* START Input records *
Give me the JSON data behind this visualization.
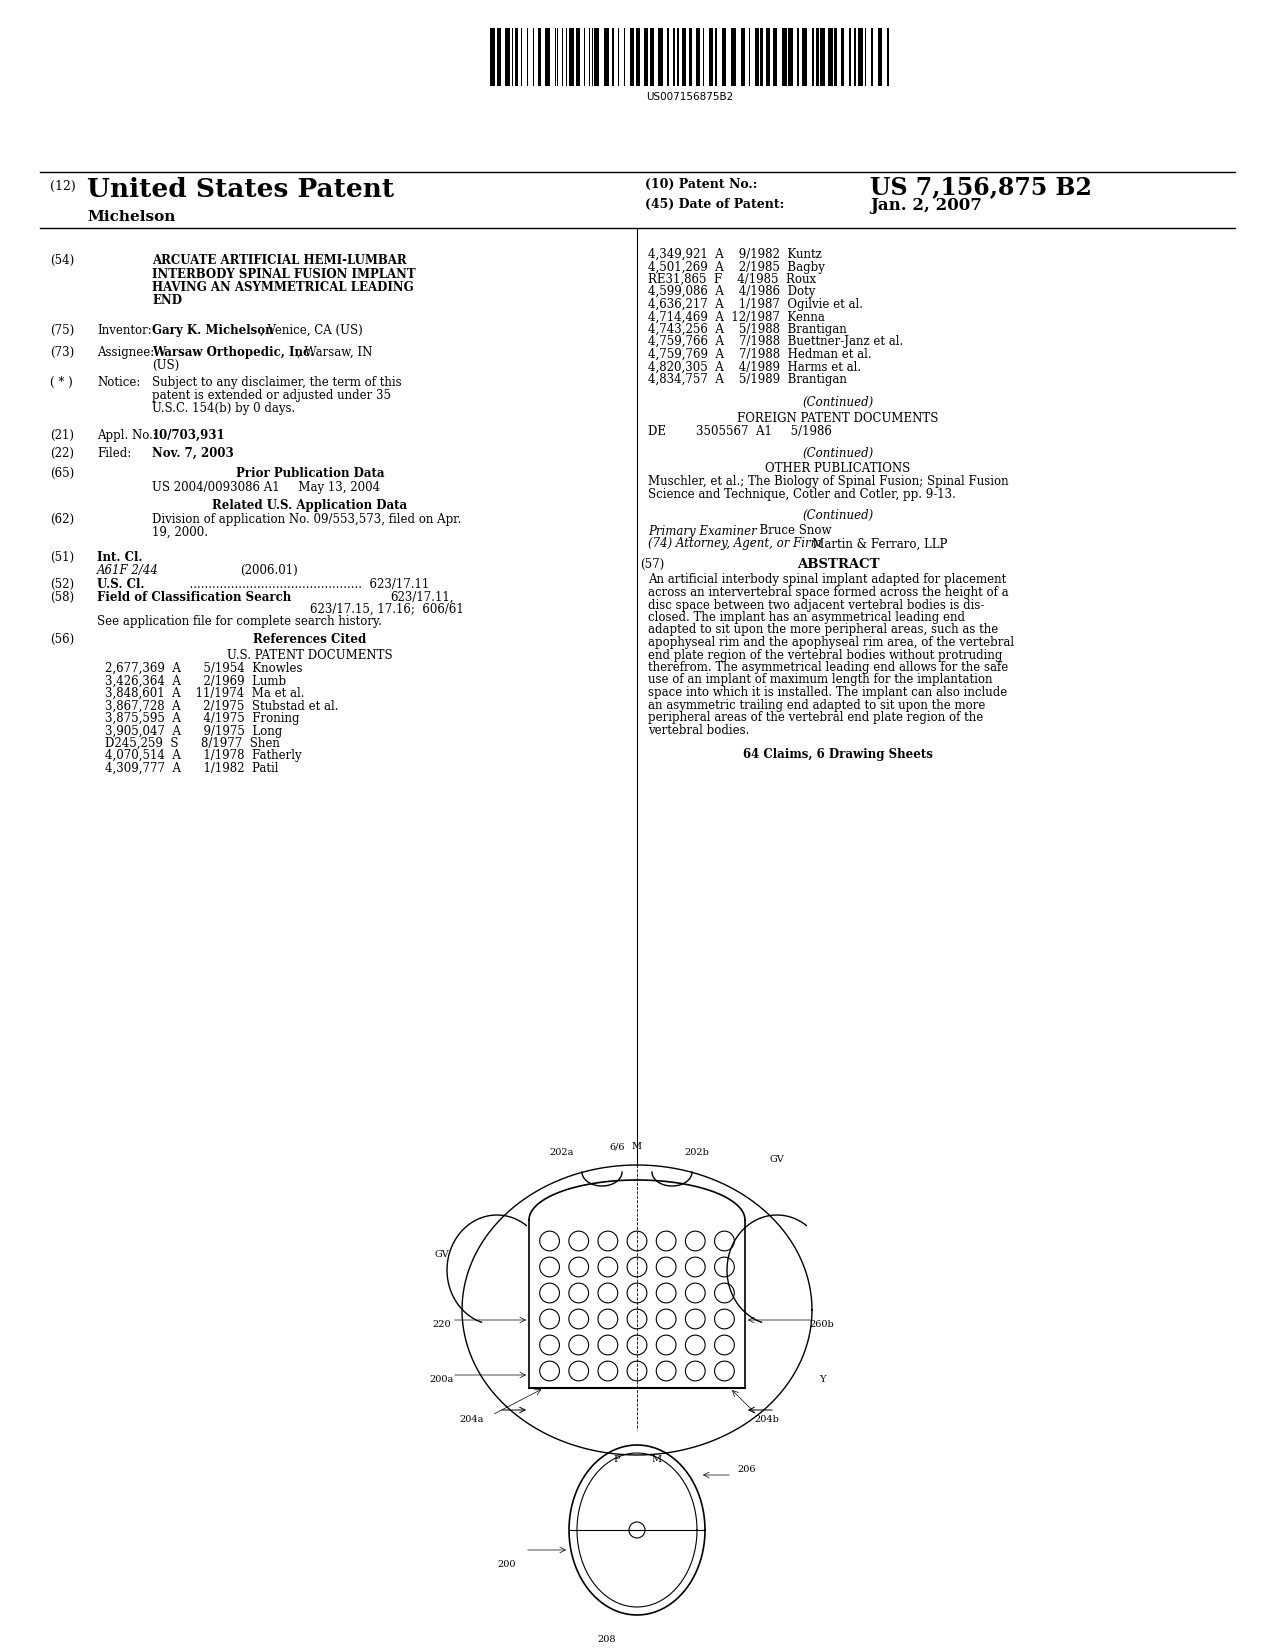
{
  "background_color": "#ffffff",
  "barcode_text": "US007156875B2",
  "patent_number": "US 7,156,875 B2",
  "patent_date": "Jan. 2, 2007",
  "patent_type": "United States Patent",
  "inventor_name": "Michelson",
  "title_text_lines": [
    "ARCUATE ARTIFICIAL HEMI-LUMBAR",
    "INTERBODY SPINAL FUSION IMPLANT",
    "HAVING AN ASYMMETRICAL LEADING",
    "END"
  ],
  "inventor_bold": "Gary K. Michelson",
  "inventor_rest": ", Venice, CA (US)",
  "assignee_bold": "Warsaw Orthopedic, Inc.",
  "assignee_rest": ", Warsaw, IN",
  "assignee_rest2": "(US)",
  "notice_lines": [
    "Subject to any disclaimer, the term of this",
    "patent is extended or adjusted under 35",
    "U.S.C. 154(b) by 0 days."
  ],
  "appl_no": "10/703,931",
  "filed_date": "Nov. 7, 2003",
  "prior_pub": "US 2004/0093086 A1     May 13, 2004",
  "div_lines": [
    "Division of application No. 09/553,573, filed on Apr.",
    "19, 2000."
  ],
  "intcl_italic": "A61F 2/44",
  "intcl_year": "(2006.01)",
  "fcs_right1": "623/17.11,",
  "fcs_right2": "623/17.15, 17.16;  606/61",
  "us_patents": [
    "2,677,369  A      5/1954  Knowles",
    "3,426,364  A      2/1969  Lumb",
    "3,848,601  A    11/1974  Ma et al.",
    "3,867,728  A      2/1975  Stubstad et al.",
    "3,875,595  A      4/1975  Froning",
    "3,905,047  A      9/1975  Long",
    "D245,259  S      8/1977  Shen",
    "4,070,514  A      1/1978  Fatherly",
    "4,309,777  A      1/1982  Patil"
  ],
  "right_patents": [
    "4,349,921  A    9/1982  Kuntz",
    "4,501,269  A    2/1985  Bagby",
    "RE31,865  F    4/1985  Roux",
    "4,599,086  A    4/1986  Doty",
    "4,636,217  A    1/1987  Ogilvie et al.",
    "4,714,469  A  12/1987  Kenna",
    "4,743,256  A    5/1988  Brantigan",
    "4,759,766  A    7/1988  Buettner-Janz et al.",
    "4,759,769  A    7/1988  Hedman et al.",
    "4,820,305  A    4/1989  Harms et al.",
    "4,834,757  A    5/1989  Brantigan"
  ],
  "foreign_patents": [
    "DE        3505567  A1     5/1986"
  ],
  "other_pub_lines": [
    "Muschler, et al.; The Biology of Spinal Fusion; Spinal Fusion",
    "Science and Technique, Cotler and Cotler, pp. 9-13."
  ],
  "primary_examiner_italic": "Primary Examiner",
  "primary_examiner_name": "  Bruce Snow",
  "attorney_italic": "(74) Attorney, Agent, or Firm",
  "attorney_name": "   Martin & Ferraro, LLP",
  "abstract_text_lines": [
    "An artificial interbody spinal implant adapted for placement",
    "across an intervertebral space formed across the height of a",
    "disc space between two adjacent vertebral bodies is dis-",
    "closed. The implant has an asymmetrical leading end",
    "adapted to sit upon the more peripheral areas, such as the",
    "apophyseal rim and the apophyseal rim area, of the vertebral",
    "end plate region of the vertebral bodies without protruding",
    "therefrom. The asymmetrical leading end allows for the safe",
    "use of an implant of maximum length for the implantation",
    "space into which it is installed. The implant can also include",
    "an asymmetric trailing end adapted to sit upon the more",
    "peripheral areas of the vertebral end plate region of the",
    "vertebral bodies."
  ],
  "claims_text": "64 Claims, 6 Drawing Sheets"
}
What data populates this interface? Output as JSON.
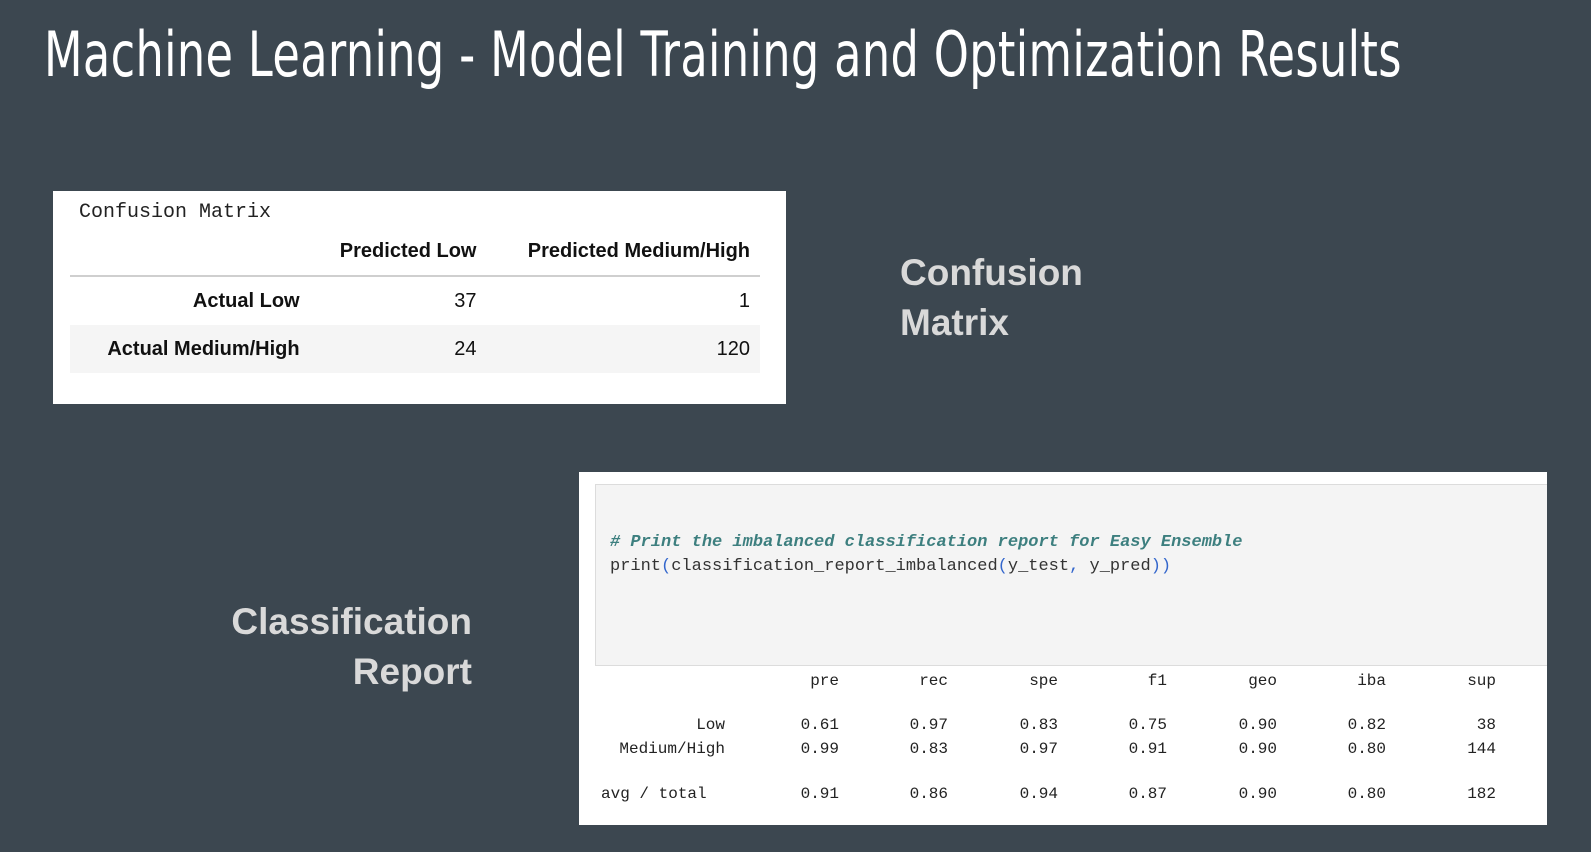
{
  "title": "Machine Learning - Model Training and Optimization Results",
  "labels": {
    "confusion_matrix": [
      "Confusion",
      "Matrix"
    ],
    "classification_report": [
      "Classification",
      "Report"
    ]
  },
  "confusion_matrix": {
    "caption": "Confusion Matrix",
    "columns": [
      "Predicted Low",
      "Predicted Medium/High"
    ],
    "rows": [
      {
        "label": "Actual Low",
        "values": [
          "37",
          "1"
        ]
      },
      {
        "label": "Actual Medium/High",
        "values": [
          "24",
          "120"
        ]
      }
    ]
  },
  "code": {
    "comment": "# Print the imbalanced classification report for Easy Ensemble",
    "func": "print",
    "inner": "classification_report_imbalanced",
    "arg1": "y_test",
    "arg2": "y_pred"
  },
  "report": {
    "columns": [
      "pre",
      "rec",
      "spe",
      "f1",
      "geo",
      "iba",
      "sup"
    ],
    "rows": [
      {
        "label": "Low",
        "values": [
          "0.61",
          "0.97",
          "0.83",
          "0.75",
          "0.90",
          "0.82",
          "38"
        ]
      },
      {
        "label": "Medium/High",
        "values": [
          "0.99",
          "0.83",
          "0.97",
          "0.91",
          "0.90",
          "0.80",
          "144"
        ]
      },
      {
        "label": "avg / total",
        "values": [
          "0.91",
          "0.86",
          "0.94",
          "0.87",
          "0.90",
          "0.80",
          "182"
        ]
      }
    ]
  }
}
* END Input records *
Return every line containing "JSON".

Give me the JSON data behind this visualization.
What data populates this interface? Output as JSON.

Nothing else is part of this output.